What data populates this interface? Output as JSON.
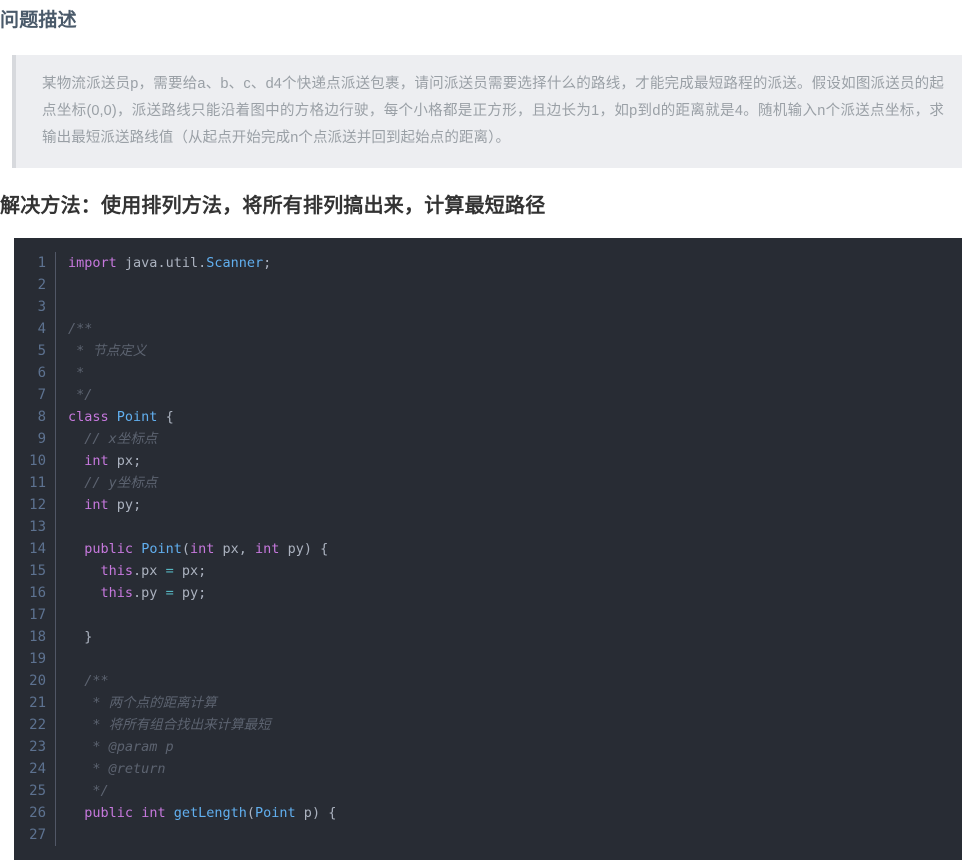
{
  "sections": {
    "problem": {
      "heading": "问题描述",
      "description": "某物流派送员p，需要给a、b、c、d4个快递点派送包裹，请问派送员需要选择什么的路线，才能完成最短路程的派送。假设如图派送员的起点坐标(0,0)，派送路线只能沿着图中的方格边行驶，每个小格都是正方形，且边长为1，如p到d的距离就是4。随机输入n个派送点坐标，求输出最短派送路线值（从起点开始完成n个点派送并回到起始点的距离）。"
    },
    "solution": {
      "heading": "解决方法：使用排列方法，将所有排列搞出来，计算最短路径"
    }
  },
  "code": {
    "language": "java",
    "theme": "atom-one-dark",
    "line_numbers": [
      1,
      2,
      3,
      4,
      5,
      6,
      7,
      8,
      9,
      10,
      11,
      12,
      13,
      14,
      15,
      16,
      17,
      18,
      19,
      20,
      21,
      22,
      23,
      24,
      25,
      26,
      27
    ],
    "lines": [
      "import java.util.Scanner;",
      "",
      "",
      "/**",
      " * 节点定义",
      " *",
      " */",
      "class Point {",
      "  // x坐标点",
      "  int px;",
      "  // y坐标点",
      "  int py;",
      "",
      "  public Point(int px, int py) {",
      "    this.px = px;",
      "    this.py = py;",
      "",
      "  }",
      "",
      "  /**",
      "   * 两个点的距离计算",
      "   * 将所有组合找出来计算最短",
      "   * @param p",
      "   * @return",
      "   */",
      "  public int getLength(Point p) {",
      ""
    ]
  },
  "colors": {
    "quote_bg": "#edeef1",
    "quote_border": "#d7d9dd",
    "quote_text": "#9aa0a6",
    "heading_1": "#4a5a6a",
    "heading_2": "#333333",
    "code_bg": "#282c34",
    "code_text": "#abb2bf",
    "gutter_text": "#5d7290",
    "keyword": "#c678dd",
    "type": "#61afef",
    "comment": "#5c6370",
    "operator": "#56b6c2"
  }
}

**Task statement:** Write out the full listing verbatim, excluding its pictures.

**Exercise answer:**
What data populates this interface? Output as JSON.
{
  "sections": {
    "problem": {
      "heading": "问题描述",
      "description": "某物流派送员p，需要给a、b、c、d4个快递点派送包裹，请问派送员需要选择什么的路线，才能完成最短路程的派送。假设如图派送员的起点坐标(0,0)，派送路线只能沿着图中的方格边行驶，每个小格都是正方形，且边长为1，如p到d的距离就是4。随机输入n个派送点坐标，求输出最短派送路线值（从起点开始完成n个点派送并回到起始点的距离）。"
    },
    "solution": {
      "heading": "解决方法：使用排列方法，将所有排列搞出来，计算最短路径"
    }
  },
  "code": {
    "language": "java",
    "theme": "atom-one-dark",
    "line_numbers": [
      1,
      2,
      3,
      4,
      5,
      6,
      7,
      8,
      9,
      10,
      11,
      12,
      13,
      14,
      15,
      16,
      17,
      18,
      19,
      20,
      21,
      22,
      23,
      24,
      25,
      26,
      27
    ],
    "lines": [
      "import java.util.Scanner;",
      "",
      "",
      "/**",
      " * 节点定义",
      " *",
      " */",
      "class Point {",
      "  // x坐标点",
      "  int px;",
      "  // y坐标点",
      "  int py;",
      "",
      "  public Point(int px, int py) {",
      "    this.px = px;",
      "    this.py = py;",
      "",
      "  }",
      "",
      "  /**",
      "   * 两个点的距离计算",
      "   * 将所有组合找出来计算最短",
      "   * @param p",
      "   * @return",
      "   */",
      "  public int getLength(Point p) {",
      ""
    ]
  },
  "colors": {
    "quote_bg": "#edeef1",
    "quote_border": "#d7d9dd",
    "quote_text": "#9aa0a6",
    "heading_1": "#4a5a6a",
    "heading_2": "#333333",
    "code_bg": "#282c34",
    "code_text": "#abb2bf",
    "gutter_text": "#5d7290",
    "keyword": "#c678dd",
    "type": "#61afef",
    "comment": "#5c6370",
    "operator": "#56b6c2"
  }
}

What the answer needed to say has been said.